Data for the task start
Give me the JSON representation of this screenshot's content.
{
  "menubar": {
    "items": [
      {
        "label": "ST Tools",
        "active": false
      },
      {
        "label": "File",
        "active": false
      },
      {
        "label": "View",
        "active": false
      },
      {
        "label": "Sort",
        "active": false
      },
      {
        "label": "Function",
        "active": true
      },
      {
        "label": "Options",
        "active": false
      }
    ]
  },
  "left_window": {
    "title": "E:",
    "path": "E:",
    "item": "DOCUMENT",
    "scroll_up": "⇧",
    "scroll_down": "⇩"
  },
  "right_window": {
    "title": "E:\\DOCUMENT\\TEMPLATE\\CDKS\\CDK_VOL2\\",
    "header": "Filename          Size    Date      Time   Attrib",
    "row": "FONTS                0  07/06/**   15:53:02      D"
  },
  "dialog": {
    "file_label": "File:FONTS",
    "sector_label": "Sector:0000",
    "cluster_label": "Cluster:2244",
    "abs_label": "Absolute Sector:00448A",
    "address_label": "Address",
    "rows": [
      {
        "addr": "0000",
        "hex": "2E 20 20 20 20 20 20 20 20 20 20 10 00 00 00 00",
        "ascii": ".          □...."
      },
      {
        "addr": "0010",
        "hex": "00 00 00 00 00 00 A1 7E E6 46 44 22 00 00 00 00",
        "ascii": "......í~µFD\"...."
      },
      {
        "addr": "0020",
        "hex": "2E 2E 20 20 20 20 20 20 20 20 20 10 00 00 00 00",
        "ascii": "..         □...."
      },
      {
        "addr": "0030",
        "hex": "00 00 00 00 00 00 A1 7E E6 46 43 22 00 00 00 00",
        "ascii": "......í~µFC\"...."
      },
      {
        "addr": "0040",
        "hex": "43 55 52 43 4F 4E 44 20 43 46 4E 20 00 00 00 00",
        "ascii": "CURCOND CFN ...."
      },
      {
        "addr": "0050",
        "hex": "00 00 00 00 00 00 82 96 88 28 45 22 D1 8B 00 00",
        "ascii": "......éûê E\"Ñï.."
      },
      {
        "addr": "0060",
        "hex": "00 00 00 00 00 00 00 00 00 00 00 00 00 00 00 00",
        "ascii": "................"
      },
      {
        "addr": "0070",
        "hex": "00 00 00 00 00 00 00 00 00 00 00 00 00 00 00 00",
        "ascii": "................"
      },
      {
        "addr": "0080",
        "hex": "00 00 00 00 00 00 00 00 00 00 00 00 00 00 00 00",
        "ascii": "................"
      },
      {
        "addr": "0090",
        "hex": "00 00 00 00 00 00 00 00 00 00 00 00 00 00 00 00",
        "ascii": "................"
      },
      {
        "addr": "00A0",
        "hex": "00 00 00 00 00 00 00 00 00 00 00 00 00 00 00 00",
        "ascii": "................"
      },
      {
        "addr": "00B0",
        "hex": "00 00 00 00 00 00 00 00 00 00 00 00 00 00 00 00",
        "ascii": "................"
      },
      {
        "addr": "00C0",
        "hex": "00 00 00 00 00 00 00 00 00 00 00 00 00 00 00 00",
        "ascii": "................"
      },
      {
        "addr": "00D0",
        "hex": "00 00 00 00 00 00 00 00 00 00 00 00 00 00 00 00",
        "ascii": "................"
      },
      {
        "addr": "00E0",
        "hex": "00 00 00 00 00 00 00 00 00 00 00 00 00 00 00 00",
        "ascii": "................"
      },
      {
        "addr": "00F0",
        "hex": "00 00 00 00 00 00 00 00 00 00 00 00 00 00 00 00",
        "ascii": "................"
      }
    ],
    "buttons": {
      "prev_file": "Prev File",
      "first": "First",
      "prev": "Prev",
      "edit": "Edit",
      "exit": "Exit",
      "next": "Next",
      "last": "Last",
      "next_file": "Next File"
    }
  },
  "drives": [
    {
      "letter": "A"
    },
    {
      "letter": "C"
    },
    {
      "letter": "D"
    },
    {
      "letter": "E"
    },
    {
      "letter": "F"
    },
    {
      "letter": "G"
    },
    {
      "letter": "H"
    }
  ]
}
Data for the task end
- **Exercise instructions**:
From the entries above, pull out each line that includes "DOCUMENT".

- **Output for this exercise**:
    "item": "DOCUMENT",
    "title": "E:\\DOCUMENT\\TEMPLATE\\CDKS\\CDK_VOL2\\",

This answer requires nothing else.